## Exercise description
Lines that include the word "Lien" are the ones to copy.

## Dataset rows about figures
----
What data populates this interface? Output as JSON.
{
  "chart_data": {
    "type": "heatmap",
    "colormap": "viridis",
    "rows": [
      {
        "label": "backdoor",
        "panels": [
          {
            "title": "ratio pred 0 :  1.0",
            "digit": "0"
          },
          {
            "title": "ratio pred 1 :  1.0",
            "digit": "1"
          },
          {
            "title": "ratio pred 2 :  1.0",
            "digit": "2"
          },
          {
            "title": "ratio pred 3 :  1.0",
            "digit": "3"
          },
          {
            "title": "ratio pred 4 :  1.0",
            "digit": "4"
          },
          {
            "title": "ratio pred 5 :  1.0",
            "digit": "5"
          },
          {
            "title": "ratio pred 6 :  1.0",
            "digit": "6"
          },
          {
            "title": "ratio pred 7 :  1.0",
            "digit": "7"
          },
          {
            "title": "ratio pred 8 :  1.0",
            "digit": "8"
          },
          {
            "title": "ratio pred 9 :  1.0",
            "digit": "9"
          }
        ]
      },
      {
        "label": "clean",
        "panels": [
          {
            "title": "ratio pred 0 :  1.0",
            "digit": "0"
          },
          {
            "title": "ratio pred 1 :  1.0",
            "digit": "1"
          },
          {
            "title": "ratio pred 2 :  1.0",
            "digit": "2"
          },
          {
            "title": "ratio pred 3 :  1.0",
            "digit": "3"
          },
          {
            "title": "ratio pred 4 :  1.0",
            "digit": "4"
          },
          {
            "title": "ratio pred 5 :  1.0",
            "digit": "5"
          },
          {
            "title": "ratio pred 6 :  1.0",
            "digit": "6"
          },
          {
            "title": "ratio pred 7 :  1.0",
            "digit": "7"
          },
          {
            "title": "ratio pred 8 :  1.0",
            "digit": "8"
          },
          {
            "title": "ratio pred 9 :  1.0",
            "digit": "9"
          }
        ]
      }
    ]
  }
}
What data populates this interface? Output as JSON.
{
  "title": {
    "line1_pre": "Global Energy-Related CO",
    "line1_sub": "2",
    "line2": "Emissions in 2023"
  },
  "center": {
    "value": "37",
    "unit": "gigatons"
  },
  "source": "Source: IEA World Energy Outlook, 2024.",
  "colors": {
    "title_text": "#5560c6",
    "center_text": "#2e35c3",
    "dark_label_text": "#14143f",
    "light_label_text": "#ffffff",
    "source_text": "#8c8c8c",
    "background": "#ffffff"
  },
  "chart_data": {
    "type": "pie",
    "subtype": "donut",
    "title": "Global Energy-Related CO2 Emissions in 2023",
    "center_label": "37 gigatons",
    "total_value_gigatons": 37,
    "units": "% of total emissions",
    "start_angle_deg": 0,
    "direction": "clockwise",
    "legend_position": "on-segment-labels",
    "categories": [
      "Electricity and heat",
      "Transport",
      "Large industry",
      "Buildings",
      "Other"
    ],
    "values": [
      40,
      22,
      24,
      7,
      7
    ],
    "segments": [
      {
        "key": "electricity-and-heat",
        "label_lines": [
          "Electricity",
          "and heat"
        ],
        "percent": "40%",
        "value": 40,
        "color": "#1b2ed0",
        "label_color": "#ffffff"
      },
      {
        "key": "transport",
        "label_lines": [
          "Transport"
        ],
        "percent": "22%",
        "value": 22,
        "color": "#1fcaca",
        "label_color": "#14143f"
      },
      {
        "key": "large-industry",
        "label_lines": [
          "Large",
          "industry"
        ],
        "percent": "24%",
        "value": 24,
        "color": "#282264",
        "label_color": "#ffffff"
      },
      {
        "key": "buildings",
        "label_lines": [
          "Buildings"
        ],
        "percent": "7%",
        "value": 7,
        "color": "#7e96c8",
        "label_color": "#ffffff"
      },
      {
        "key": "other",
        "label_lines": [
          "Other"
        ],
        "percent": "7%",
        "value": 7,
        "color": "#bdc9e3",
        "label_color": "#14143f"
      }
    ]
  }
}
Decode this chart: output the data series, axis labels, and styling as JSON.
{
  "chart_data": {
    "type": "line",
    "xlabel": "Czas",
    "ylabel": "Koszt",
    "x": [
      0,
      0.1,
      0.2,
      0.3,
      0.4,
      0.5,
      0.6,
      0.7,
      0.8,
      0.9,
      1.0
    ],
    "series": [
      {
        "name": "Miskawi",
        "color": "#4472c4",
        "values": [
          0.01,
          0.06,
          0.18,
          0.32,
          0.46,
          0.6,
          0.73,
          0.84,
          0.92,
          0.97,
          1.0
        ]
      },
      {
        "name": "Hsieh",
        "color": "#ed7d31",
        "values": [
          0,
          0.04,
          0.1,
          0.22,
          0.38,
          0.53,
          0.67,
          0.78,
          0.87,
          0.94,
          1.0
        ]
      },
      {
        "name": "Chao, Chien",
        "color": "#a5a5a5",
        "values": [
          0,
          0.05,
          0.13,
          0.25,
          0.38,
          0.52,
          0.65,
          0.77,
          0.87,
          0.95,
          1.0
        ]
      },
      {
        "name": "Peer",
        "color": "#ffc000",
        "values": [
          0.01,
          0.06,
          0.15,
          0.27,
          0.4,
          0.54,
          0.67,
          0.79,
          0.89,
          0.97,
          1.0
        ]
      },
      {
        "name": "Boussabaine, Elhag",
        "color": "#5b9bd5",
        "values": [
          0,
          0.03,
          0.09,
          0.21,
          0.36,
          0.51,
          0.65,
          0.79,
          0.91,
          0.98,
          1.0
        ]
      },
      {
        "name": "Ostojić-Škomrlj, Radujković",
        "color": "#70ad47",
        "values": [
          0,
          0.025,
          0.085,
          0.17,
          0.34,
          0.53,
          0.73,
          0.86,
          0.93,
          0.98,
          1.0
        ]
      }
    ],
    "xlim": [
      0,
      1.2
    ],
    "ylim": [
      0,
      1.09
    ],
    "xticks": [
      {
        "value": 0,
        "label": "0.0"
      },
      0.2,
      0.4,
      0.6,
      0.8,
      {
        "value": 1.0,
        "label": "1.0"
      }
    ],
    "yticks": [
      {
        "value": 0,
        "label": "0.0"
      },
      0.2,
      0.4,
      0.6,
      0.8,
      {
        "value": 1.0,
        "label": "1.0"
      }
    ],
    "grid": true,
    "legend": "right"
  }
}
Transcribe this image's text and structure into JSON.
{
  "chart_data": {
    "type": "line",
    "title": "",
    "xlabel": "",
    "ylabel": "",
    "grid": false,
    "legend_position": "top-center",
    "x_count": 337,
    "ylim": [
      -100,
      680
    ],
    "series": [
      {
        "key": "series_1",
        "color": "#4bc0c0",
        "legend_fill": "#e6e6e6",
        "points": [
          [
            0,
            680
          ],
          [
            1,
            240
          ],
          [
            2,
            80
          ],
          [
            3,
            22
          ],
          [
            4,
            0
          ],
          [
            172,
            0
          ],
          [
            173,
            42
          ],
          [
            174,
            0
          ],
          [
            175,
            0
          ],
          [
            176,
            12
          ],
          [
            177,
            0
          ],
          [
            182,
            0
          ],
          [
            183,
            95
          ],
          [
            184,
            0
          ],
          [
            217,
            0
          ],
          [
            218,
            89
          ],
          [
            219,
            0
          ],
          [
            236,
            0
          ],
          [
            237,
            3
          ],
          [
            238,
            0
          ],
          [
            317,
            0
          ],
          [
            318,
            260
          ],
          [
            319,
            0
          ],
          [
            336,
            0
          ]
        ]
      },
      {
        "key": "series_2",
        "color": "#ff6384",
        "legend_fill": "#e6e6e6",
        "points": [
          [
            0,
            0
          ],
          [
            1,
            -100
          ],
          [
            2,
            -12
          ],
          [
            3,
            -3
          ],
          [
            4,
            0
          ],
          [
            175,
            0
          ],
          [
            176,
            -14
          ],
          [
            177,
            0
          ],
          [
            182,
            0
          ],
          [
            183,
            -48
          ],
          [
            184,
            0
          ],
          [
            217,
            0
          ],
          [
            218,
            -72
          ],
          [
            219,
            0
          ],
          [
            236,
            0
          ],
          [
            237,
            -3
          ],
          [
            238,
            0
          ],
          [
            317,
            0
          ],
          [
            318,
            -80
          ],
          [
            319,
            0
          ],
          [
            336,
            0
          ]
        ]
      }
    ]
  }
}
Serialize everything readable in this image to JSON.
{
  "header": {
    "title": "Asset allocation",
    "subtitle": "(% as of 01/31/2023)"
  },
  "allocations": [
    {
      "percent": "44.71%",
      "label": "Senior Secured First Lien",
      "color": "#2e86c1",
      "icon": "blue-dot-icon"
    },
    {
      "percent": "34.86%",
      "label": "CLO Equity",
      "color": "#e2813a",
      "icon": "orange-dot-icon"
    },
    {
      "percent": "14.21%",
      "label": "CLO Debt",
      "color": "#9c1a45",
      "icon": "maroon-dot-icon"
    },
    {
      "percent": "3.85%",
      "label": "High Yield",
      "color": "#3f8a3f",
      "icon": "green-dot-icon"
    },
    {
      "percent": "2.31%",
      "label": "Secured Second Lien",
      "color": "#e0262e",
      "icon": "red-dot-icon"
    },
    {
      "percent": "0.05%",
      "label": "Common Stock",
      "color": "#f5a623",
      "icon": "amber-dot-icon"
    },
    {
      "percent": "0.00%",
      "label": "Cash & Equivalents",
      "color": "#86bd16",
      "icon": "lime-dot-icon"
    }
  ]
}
----
## The solution
      "label": "Senior Secured First Lien",
      "label": "Secured Second Lien",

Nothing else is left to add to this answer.